AIM:
Among these lines, how many include "嘉義商旅"? Answer only with the number.

INFORMATION GIVEN:
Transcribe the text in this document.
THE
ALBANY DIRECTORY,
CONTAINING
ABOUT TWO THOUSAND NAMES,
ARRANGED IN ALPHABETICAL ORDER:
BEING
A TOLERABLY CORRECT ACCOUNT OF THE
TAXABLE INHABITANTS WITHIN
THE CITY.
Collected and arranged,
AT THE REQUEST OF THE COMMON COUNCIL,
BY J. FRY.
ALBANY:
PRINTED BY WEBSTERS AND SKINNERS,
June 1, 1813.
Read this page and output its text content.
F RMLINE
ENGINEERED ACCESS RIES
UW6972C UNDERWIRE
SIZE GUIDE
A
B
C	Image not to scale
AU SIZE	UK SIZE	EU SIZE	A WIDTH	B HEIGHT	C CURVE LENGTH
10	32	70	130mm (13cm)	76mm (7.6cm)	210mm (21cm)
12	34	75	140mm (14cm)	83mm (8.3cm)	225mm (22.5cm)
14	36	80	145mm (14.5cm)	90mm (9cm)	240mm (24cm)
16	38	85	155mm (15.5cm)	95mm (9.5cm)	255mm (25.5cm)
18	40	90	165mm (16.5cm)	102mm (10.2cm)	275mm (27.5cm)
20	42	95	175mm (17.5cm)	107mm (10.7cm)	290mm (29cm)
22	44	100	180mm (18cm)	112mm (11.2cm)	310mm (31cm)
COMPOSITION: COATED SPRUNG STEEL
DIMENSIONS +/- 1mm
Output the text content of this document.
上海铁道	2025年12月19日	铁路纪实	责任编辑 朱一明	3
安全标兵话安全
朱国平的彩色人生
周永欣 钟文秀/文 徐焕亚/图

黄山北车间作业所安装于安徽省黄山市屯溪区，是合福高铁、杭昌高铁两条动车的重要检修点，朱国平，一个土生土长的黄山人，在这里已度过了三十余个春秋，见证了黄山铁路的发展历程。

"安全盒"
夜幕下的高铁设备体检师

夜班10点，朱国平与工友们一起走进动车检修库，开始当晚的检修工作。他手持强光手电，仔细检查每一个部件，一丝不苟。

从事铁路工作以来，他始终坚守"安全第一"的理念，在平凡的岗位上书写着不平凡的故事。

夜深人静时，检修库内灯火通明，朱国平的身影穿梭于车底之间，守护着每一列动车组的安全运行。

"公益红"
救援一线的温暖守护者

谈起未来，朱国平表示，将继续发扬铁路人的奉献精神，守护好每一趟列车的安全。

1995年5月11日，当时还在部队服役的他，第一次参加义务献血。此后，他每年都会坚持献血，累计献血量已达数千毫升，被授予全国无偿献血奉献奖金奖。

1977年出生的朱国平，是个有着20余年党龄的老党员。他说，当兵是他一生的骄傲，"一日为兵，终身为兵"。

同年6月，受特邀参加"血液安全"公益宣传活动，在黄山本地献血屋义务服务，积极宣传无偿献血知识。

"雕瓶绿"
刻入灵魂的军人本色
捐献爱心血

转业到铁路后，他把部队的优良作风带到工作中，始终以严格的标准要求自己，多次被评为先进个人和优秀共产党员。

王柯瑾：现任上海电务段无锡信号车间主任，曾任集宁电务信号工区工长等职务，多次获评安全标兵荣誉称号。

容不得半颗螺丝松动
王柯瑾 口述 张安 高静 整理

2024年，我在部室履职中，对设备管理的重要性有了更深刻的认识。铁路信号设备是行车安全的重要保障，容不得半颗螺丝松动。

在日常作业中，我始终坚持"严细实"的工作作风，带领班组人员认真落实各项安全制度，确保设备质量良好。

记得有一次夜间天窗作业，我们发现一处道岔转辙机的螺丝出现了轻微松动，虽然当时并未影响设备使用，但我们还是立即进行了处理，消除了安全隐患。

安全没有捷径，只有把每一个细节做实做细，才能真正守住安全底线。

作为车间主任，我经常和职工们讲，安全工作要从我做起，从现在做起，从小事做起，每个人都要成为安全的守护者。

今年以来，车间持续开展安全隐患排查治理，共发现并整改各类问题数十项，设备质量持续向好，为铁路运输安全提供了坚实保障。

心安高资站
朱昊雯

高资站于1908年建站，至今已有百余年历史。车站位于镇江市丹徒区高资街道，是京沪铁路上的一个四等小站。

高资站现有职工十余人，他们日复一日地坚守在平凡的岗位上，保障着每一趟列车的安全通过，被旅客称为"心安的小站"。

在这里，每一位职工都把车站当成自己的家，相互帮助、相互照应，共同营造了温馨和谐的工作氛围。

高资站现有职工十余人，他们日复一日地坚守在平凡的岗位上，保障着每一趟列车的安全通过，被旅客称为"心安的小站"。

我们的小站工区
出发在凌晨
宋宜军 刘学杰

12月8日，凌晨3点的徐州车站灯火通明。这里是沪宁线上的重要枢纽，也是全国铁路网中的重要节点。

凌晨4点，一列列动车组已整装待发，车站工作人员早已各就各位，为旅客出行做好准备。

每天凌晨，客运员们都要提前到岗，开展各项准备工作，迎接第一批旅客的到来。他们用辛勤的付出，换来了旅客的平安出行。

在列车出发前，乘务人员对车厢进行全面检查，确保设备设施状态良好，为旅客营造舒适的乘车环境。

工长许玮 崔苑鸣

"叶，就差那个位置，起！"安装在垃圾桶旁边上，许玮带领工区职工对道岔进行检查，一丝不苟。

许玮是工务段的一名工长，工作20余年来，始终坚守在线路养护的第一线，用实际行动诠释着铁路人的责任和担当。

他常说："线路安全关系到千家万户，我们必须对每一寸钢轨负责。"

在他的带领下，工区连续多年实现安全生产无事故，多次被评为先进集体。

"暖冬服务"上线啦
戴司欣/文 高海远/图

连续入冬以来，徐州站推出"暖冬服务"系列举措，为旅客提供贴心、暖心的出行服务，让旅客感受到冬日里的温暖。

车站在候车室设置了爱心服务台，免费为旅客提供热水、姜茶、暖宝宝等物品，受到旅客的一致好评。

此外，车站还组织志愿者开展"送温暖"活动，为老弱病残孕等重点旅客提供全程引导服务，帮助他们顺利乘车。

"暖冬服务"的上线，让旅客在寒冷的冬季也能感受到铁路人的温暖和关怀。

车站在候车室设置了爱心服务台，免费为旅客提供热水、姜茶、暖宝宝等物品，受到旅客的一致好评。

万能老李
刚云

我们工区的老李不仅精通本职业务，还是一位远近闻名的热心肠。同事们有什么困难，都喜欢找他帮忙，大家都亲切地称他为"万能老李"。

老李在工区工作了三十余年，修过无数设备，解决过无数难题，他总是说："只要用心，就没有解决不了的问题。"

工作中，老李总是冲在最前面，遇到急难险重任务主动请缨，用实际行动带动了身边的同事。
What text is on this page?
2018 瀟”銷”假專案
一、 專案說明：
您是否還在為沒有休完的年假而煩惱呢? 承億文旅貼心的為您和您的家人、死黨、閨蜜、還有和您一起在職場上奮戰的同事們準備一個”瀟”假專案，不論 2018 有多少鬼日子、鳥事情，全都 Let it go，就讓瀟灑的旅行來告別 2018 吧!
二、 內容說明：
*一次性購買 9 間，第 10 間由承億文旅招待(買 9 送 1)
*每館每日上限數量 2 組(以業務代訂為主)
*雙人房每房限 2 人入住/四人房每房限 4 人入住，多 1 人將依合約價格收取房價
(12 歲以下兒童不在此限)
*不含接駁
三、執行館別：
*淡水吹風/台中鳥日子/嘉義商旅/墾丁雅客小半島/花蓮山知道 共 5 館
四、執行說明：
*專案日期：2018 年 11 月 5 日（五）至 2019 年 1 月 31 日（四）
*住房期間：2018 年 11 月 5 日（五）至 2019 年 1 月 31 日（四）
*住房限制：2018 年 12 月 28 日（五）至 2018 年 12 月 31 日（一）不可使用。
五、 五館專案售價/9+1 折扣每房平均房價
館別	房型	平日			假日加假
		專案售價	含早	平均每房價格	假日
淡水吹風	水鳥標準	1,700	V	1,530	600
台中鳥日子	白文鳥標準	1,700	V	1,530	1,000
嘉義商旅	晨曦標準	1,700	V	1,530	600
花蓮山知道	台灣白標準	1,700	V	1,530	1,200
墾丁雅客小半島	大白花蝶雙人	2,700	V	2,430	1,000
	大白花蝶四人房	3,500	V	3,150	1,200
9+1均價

PROBLEM SOLUTION:
2